Return the line containing "Transcribe the text in this document." and all lines after it exactly; stop at the end of the material.

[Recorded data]
* BEGIN *
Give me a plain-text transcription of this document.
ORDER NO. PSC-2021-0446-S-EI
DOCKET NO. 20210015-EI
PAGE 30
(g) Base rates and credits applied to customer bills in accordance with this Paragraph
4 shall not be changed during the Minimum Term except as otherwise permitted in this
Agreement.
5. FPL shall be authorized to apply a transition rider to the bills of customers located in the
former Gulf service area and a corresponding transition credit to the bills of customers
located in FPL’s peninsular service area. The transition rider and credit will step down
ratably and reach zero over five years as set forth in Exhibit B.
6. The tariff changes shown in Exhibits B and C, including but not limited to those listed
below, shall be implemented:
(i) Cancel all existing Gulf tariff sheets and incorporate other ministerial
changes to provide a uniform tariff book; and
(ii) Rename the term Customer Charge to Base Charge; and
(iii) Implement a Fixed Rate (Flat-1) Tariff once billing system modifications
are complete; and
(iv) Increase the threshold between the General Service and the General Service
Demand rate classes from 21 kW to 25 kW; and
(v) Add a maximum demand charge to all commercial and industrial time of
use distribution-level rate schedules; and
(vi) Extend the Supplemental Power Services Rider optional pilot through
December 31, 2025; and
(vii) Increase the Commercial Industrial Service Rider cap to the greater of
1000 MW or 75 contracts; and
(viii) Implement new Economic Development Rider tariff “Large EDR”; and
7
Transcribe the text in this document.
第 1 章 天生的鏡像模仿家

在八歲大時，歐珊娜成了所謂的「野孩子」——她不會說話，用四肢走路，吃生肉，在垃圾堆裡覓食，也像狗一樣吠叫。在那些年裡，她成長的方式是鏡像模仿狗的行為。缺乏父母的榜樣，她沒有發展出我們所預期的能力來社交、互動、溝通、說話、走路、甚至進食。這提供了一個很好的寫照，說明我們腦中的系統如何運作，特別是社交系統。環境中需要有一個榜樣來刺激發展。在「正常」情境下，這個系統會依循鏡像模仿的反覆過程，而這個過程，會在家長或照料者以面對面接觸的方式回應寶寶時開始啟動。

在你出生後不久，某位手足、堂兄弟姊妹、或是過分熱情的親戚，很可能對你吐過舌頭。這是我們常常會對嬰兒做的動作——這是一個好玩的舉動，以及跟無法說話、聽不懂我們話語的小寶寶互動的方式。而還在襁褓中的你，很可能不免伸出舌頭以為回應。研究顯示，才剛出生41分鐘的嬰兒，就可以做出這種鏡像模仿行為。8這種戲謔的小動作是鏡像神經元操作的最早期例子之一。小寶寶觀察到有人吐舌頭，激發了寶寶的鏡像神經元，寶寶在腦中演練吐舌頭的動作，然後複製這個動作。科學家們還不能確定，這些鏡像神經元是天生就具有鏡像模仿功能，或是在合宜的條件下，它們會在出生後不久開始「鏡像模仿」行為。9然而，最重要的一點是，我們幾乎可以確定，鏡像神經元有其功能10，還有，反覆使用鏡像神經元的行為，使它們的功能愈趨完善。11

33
* END *
| Result for this task |
Transcribe the text in this document.
第 1 章 天生的鏡像模仿家

在八歲大時，歐珊娜成了所謂的「野孩子」——她不會說話，用四肢走路，吃生肉，在垃圾堆裡覓食，也像狗一樣吠叫。在那些年裡，她成長的方式是鏡像模仿狗的行為。缺乏父母的榜樣，她沒有發展出我們所預期的能力來社交、互動、溝通、說話、走路、甚至進食。這提供了一個很好的寫照，說明我們腦中的系統如何運作，特別是社交系統。環境中需要有一個榜樣來刺激發展。在「正常」情境下，這個系統會依循鏡像模仿的反覆過程，而這個過程，會在家長或照料者以面對面接觸的方式回應寶寶時開始啟動。

在你出生後不久，某位手足、堂兄弟姊妹、或是過分熱情的親戚，很可能對你吐過舌頭。這是我們常常會對嬰兒做的動作——這是一個好玩的舉動，以及跟無法說話、聽不懂我們話語的小寶寶互動的方式。而還在襁褓中的你，很可能不免伸出舌頭以為回應。研究顯示，才剛出生41分鐘的嬰兒，就可以做出這種鏡像模仿行為。8這種戲謔的小動作是鏡像神經元操作的最早期例子之一。小寶寶觀察到有人吐舌頭，激發了寶寶的鏡像神經元，寶寶在腦中演練吐舌頭的動作，然後複製這個動作。科學家們還不能確定，這些鏡像神經元是天生就具有鏡像模仿功能，或是在合宜的條件下，它們會在出生後不久開始「鏡像模仿」行為。9然而，最重要的一點是，我們幾乎可以確定，鏡像神經元有其功能10，還有，反覆使用鏡像神經元的行為，使它們的功能愈趨完善。11

33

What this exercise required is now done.